===== Dataset entries

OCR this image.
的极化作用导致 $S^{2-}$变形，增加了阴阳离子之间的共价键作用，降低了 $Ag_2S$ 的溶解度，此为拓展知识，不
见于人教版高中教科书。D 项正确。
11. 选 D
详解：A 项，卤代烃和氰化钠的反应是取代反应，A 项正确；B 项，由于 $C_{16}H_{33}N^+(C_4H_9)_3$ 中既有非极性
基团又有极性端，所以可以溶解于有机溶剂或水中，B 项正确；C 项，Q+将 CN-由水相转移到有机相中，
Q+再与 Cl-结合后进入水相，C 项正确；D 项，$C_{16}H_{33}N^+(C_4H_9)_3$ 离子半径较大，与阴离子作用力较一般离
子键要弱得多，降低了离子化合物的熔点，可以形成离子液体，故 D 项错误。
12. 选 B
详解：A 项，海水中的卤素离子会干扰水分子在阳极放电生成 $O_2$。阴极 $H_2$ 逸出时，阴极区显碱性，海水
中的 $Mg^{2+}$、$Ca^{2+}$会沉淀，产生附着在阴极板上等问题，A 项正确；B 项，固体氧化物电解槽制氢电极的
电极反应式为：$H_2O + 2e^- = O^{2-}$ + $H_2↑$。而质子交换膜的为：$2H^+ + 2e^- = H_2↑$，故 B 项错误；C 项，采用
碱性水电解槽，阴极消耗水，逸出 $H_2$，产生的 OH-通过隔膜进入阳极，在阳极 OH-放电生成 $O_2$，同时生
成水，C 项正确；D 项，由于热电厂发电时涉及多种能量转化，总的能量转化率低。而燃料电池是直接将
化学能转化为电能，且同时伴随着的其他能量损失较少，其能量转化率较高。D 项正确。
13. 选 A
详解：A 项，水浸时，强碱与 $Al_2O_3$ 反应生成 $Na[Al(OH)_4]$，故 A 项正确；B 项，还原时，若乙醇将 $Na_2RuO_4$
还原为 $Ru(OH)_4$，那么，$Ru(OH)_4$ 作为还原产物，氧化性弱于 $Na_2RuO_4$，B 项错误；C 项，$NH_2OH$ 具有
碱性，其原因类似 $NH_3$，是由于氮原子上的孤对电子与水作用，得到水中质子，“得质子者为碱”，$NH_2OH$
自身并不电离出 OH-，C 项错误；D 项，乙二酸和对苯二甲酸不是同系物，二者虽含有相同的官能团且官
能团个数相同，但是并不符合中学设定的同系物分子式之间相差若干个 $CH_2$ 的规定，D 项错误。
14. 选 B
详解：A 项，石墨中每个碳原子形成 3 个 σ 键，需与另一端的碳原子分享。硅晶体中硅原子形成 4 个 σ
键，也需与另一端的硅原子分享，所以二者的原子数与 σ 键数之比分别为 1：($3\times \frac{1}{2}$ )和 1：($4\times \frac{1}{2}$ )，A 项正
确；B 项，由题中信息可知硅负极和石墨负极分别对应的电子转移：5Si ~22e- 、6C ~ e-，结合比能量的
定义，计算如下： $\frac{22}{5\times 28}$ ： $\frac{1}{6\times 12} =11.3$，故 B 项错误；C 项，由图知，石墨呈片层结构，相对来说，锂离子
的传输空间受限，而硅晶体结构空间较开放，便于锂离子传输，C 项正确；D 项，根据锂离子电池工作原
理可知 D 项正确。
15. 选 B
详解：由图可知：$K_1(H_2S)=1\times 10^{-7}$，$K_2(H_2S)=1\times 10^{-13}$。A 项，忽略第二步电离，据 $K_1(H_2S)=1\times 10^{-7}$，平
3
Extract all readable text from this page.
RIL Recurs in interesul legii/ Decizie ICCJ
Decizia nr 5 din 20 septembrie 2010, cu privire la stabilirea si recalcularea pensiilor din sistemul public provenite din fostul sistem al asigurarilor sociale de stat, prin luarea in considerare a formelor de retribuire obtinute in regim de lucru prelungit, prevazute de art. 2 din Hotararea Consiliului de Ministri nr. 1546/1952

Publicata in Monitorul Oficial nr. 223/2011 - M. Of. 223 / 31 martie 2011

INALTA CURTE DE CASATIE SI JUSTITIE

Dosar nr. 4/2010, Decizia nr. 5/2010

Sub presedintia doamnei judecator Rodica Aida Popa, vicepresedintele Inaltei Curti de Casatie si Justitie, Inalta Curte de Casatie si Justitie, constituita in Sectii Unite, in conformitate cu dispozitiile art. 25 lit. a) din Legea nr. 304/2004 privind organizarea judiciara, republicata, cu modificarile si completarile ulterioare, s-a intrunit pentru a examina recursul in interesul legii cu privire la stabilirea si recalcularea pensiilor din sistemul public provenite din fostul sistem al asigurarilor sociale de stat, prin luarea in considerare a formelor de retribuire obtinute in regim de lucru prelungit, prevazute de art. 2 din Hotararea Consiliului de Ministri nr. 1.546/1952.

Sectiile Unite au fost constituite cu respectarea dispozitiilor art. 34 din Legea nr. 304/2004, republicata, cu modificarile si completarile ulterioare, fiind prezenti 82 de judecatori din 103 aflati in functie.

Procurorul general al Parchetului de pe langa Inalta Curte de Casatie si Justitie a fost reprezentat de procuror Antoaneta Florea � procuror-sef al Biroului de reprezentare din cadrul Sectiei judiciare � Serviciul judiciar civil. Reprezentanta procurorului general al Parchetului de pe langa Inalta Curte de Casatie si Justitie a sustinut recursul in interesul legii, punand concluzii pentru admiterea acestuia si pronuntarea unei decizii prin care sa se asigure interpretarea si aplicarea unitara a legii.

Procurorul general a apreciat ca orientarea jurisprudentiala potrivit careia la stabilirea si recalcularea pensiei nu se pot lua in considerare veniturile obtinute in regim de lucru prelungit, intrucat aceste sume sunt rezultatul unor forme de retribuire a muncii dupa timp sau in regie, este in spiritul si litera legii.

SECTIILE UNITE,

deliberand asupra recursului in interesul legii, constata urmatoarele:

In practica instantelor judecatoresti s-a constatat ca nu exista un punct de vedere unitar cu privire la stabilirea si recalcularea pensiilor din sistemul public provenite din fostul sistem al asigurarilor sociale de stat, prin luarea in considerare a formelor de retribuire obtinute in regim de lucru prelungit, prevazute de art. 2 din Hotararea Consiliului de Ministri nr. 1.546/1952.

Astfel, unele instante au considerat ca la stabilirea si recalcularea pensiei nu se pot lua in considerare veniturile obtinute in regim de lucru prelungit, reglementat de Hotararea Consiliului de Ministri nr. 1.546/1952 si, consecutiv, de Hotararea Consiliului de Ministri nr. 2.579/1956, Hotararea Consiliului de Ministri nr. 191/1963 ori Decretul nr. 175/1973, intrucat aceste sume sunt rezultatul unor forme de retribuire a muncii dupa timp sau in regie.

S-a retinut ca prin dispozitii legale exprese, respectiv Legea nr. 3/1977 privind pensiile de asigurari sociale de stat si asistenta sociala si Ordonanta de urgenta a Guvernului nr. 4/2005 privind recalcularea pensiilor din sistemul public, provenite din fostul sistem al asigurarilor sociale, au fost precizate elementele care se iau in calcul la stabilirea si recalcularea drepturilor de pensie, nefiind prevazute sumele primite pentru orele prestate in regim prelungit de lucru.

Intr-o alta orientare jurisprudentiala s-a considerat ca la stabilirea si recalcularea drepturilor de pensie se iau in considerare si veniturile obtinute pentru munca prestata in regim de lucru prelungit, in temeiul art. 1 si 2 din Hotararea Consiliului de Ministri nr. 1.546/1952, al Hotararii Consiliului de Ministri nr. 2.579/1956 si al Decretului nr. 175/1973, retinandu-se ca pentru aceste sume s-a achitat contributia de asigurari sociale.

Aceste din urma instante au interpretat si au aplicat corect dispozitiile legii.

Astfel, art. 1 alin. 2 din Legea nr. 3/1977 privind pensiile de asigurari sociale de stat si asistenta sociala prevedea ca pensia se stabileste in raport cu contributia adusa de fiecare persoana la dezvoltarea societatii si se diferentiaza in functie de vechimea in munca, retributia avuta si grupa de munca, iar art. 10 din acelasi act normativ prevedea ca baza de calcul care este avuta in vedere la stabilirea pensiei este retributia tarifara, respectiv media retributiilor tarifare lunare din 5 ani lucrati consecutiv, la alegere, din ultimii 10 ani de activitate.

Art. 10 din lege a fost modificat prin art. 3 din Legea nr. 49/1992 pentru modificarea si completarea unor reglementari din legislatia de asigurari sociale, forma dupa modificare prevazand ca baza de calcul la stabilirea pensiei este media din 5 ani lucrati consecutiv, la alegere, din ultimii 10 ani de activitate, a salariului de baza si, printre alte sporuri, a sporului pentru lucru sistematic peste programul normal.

==========

* _Stated task_
State the count of lines in the data holding the word "consecutiv", adding nothing to it.

* _Task output_
3